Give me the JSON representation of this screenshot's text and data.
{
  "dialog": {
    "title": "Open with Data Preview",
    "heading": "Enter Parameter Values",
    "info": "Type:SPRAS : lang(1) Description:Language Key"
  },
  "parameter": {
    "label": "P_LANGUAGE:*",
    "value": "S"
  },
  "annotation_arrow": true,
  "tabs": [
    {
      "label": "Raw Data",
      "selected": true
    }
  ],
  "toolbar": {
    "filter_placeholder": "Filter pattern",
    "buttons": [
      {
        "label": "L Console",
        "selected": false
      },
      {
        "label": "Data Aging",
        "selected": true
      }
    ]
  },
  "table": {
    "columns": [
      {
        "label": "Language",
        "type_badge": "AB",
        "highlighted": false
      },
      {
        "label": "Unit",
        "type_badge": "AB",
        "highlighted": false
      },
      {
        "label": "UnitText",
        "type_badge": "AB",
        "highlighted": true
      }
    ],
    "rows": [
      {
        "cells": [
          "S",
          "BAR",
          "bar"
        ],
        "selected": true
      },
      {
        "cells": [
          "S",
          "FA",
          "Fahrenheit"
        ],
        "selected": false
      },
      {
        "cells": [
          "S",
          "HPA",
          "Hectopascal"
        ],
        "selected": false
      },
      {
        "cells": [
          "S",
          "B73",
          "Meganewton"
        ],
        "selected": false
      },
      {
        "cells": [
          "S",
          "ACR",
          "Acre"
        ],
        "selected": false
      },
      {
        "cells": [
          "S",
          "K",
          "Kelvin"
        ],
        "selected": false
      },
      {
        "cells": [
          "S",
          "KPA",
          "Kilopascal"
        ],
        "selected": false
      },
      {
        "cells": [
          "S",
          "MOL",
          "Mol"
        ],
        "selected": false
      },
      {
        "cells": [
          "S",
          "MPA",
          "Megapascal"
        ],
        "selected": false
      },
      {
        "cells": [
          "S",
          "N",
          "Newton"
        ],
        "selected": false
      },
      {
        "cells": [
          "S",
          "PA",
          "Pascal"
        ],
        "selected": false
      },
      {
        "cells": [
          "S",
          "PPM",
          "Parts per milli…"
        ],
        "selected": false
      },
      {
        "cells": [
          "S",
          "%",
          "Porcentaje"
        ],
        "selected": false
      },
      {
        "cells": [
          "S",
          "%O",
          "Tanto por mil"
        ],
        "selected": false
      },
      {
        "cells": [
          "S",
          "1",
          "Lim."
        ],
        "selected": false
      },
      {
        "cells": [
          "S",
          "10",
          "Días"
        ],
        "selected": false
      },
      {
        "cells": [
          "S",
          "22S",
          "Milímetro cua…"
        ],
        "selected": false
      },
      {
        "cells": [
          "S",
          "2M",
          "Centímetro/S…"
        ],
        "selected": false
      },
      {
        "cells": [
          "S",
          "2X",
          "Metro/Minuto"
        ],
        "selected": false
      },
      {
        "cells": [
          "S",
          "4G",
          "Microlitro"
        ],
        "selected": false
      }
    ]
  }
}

☆ ☆ ☆ ☆ ☆

◆ TASK TO CARRY OUT
Extract the full set of entries word for word.

◆ EXERCISE RESULT
Give me the JSON representation of this screenshot's text and data.
{
  "dialog": {
    "title": "Open with Data Preview",
    "heading": "Enter Parameter Values",
    "info": "Type:SPRAS : lang(1) Description:Language Key"
  },
  "parameter": {
    "label": "P_LANGUAGE:*",
    "value": "S"
  },
  "annotation_arrow": true,
  "tabs": [
    {
      "label": "Raw Data",
      "selected": true
    }
  ],
  "toolbar": {
    "filter_placeholder": "Filter pattern",
    "buttons": [
      {
        "label": "L Console",
        "selected": false
      },
      {
        "label": "Data Aging",
        "selected": true
      }
    ]
  },
  "table": {
    "columns": [
      {
        "label": "Language",
        "type_badge": "AB",
        "highlighted": false
      },
      {
        "label": "Unit",
        "type_badge": "AB",
        "highlighted": false
      },
      {
        "label": "UnitText",
        "type_badge": "AB",
        "highlighted": true
      }
    ],
    "rows": [
      {
        "cells": [
          "S",
          "BAR",
          "bar"
        ],
        "selected": true
      },
      {
        "cells": [
          "S",
          "FA",
          "Fahrenheit"
        ],
        "selected": false
      },
      {
        "cells": [
          "S",
          "HPA",
          "Hectopascal"
        ],
        "selected": false
      },
      {
        "cells": [
          "S",
          "B73",
          "Meganewton"
        ],
        "selected": false
      },
      {
        "cells": [
          "S",
          "ACR",
          "Acre"
        ],
        "selected": false
      },
      {
        "cells": [
          "S",
          "K",
          "Kelvin"
        ],
        "selected": false
      },
      {
        "cells": [
          "S",
          "KPA",
          "Kilopascal"
        ],
        "selected": false
      },
      {
        "cells": [
          "S",
          "MOL",
          "Mol"
        ],
        "selected": false
      },
      {
        "cells": [
          "S",
          "MPA",
          "Megapascal"
        ],
        "selected": false
      },
      {
        "cells": [
          "S",
          "N",
          "Newton"
        ],
        "selected": false
      },
      {
        "cells": [
          "S",
          "PA",
          "Pascal"
        ],
        "selected": false
      },
      {
        "cells": [
          "S",
          "PPM",
          "Parts per milli…"
        ],
        "selected": false
      },
      {
        "cells": [
          "S",
          "%",
          "Porcentaje"
        ],
        "selected": false
      },
      {
        "cells": [
          "S",
          "%O",
          "Tanto por mil"
        ],
        "selected": false
      },
      {
        "cells": [
          "S",
          "1",
          "Lim."
        ],
        "selected": false
      },
      {
        "cells": [
          "S",
          "10",
          "Días"
        ],
        "selected": false
      },
      {
        "cells": [
          "S",
          "22S",
          "Milímetro cua…"
        ],
        "selected": false
      },
      {
        "cells": [
          "S",
          "2M",
          "Centímetro/S…"
        ],
        "selected": false
      },
      {
        "cells": [
          "S",
          "2X",
          "Metro/Minuto"
        ],
        "selected": false
      },
      {
        "cells": [
          "S",
          "4G",
          "Microlitro"
        ],
        "selected": false
      }
    ]
  }
}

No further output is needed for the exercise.